> **INFORMATION SHOWN**
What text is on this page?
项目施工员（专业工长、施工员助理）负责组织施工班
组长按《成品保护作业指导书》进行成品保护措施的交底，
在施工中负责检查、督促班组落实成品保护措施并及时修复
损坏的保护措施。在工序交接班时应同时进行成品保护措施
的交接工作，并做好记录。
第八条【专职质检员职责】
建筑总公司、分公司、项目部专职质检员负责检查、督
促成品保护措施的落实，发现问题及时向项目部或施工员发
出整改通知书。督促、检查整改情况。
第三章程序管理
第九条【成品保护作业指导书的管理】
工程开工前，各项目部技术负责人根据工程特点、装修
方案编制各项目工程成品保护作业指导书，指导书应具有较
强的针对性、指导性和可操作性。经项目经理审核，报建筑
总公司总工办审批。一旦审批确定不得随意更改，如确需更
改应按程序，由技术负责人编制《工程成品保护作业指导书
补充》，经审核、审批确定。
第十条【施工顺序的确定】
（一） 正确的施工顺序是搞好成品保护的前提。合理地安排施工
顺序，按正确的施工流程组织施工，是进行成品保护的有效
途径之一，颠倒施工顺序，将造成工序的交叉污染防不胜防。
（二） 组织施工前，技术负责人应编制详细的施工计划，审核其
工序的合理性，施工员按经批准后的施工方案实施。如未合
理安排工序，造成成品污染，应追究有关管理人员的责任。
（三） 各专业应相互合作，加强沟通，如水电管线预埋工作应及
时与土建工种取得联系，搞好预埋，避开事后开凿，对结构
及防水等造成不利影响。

> **WRITTEN PROBLEM**
Pull out each record as written and restate it exactly.

> **ANSWER**
What text is on this page?
项目施工员（专业工长、施工员助理）负责组织施工班
组长按《成品保护作业指导书》进行成品保护措施的交底，
在施工中负责检查、督促班组落实成品保护措施并及时修复
损坏的保护措施。在工序交接班时应同时进行成品保护措施
的交接工作，并做好记录。
第八条【专职质检员职责】
建筑总公司、分公司、项目部专职质检员负责检查、督
促成品保护措施的落实，发现问题及时向项目部或施工员发
出整改通知书。督促、检查整改情况。
第三章程序管理
第九条【成品保护作业指导书的管理】
工程开工前，各项目部技术负责人根据工程特点、装修
方案编制各项目工程成品保护作业指导书，指导书应具有较
强的针对性、指导性和可操作性。经项目经理审核，报建筑
总公司总工办审批。一旦审批确定不得随意更改，如确需更
改应按程序，由技术负责人编制《工程成品保护作业指导书
补充》，经审核、审批确定。
第十条【施工顺序的确定】
（一） 正确的施工顺序是搞好成品保护的前提。合理地安排施工
顺序，按正确的施工流程组织施工，是进行成品保护的有效
途径之一，颠倒施工顺序，将造成工序的交叉污染防不胜防。
（二） 组织施工前，技术负责人应编制详细的施工计划，审核其
工序的合理性，施工员按经批准后的施工方案实施。如未合
理安排工序，造成成品污染，应追究有关管理人员的责任。
（三） 各专业应相互合作，加强沟通，如水电管线预埋工作应及
时与土建工种取得联系，搞好预埋，避开事后开凿，对结构
及防水等造成不利影响。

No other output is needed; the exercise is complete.